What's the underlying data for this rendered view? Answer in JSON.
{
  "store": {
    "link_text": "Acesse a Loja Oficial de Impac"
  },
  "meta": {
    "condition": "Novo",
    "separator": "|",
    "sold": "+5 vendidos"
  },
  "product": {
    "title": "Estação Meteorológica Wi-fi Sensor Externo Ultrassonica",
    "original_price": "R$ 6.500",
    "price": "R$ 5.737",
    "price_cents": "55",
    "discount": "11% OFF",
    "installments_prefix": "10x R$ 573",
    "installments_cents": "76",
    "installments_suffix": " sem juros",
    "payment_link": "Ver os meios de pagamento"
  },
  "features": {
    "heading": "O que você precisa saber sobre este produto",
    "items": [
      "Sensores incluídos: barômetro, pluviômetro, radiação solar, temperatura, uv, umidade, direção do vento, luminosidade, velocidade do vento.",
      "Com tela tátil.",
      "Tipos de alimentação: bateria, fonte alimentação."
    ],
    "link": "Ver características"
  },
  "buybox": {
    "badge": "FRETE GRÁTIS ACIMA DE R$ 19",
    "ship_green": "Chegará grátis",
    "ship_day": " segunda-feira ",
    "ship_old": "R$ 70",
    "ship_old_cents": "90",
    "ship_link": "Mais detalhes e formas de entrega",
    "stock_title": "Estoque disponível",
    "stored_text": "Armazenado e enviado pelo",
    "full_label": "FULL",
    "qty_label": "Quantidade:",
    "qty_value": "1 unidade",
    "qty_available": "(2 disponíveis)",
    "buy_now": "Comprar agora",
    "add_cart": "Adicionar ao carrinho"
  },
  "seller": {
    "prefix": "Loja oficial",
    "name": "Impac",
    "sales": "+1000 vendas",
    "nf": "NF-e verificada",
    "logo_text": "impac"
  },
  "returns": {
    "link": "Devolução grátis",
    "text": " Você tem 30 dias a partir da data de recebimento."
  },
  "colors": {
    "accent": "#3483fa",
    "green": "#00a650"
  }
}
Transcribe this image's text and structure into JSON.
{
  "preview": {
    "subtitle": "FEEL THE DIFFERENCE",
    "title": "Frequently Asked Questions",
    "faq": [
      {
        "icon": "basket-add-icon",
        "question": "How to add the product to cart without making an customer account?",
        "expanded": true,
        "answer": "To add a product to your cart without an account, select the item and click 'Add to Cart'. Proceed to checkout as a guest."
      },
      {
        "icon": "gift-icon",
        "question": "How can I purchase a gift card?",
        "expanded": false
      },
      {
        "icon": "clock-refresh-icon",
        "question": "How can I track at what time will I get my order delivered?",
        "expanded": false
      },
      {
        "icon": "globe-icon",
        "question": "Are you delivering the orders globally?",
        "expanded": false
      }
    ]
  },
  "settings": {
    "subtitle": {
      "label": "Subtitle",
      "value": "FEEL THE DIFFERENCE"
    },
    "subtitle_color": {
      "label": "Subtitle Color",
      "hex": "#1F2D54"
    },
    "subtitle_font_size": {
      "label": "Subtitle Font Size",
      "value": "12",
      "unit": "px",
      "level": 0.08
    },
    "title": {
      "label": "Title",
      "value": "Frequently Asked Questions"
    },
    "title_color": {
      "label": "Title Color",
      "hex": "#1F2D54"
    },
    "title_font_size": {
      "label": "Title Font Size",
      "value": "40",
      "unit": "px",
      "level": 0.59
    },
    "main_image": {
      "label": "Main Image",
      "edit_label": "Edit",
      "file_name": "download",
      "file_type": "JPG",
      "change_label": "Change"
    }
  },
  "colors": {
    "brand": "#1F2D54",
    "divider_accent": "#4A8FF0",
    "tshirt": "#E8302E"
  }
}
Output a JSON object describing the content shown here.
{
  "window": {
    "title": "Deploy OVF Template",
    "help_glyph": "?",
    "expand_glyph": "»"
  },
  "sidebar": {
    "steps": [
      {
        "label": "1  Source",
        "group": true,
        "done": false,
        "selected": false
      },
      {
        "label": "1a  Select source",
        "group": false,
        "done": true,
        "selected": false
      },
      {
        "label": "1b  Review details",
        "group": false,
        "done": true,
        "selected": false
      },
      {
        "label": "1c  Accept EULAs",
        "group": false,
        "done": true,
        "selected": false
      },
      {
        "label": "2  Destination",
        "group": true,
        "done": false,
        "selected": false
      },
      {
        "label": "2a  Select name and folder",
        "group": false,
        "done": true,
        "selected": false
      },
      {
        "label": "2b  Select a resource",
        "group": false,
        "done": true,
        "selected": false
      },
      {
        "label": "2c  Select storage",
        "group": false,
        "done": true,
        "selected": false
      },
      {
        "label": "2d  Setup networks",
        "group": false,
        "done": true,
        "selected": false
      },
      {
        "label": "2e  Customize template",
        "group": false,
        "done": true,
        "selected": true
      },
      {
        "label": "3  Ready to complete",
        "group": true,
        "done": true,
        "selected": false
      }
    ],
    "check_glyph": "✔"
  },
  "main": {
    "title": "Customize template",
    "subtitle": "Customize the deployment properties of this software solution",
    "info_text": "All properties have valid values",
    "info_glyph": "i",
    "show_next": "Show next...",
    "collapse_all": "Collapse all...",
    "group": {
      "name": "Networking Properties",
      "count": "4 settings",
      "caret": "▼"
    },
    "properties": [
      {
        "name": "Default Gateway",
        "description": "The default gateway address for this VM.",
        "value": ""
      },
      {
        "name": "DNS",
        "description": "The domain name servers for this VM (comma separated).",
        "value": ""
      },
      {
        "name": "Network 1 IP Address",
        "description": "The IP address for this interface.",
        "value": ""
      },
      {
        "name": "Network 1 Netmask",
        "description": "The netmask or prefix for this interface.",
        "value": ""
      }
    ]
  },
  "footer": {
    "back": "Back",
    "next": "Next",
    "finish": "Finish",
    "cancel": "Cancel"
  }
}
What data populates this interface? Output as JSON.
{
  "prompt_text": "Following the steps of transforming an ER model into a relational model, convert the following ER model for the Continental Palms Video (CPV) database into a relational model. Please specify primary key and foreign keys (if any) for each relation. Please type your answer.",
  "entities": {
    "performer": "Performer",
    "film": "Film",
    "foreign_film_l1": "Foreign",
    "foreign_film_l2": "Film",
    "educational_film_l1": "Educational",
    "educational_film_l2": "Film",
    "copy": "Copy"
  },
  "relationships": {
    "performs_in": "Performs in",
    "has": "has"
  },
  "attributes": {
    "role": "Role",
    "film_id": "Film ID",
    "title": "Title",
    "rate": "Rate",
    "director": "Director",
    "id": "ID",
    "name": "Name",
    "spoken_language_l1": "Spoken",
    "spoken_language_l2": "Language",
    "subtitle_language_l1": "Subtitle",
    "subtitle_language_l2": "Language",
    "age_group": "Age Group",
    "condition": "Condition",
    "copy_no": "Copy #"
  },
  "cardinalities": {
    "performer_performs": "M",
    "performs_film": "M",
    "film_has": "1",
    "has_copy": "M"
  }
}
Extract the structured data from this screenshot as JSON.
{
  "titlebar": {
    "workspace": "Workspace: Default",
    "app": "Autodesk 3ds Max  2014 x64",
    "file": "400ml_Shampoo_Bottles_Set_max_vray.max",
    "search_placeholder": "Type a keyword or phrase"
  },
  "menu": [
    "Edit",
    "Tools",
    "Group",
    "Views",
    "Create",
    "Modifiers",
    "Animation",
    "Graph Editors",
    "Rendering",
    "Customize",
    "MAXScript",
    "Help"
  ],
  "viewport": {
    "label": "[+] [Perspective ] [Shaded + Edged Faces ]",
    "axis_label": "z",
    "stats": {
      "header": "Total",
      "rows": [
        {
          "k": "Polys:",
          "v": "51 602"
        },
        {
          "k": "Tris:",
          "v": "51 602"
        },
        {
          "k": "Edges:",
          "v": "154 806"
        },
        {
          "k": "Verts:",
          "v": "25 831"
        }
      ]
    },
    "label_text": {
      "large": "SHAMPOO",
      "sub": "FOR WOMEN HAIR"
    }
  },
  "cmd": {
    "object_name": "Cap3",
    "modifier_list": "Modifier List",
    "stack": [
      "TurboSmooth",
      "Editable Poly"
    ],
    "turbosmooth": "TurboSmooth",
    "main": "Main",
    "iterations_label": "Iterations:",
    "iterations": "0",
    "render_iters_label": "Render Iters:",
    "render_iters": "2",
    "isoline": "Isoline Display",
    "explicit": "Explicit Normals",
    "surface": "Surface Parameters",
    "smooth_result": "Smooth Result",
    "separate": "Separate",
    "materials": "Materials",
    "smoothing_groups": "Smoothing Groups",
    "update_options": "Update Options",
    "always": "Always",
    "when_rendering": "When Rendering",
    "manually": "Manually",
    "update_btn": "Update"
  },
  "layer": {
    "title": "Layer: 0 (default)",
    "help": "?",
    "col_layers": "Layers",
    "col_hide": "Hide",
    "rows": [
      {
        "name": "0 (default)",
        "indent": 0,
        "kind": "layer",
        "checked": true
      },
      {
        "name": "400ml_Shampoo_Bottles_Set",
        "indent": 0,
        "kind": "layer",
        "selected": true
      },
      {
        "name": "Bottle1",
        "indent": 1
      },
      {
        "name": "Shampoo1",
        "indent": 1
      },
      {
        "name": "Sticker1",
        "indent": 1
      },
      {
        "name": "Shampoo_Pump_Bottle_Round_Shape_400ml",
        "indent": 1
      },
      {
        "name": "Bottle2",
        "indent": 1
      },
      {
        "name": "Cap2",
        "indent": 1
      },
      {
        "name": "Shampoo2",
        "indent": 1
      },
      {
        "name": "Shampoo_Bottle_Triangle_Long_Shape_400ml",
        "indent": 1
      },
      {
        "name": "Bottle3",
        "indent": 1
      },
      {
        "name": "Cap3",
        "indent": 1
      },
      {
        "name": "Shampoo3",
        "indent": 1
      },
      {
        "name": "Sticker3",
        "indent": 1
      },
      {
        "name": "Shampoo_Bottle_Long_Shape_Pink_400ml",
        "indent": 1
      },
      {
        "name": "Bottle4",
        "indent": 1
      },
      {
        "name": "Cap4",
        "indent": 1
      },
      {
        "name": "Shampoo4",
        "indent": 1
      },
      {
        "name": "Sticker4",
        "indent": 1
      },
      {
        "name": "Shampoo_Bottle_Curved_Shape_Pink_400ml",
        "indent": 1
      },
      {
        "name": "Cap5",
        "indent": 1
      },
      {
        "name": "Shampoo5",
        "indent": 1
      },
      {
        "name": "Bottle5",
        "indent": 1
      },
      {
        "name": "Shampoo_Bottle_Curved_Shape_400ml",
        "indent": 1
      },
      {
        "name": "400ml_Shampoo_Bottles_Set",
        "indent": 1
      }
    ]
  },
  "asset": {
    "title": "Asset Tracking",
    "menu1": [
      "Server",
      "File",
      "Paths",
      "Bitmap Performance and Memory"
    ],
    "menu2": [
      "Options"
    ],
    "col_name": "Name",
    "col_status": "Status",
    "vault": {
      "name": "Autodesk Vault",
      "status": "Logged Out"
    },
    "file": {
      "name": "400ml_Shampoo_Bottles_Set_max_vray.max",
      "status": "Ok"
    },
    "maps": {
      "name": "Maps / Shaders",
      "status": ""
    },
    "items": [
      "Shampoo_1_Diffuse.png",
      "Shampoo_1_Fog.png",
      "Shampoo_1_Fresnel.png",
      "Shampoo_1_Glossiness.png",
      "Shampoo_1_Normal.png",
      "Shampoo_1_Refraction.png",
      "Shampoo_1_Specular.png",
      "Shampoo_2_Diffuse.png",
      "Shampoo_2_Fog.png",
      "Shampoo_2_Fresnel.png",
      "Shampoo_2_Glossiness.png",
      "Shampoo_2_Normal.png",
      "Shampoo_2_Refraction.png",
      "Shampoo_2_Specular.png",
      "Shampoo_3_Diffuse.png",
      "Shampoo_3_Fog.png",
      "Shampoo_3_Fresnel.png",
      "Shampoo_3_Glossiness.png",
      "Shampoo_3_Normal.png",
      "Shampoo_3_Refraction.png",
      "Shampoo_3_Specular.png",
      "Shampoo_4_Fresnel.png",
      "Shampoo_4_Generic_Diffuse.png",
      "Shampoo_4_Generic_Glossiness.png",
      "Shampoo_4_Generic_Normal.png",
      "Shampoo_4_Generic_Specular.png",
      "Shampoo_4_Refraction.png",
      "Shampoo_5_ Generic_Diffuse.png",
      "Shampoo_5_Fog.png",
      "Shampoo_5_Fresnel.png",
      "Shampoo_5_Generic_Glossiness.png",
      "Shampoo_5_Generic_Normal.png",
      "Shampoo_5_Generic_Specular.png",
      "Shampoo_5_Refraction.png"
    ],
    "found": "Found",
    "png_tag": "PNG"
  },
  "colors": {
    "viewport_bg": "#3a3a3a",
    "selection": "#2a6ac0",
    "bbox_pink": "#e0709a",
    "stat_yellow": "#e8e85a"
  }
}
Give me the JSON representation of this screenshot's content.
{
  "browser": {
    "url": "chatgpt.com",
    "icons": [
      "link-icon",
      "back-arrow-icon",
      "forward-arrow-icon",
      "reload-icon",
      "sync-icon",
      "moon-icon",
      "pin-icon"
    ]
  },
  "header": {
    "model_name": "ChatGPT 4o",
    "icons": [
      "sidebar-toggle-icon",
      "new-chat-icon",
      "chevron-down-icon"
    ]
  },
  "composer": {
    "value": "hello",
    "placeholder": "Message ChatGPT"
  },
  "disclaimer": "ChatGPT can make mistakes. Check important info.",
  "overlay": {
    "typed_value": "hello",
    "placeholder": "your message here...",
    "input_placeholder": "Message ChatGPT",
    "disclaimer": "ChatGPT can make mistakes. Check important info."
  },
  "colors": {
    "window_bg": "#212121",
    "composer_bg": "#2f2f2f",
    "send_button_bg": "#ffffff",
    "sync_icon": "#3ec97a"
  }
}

▶ [Work instructions]:
Which lines hold the word "Customize"? Copy every one of them.

▶ [Output]:
        "label": "2e  Customize template",
    "title": "Customize template",
    "subtitle": "Customize the deployment properties of this software solution",
    "Customize",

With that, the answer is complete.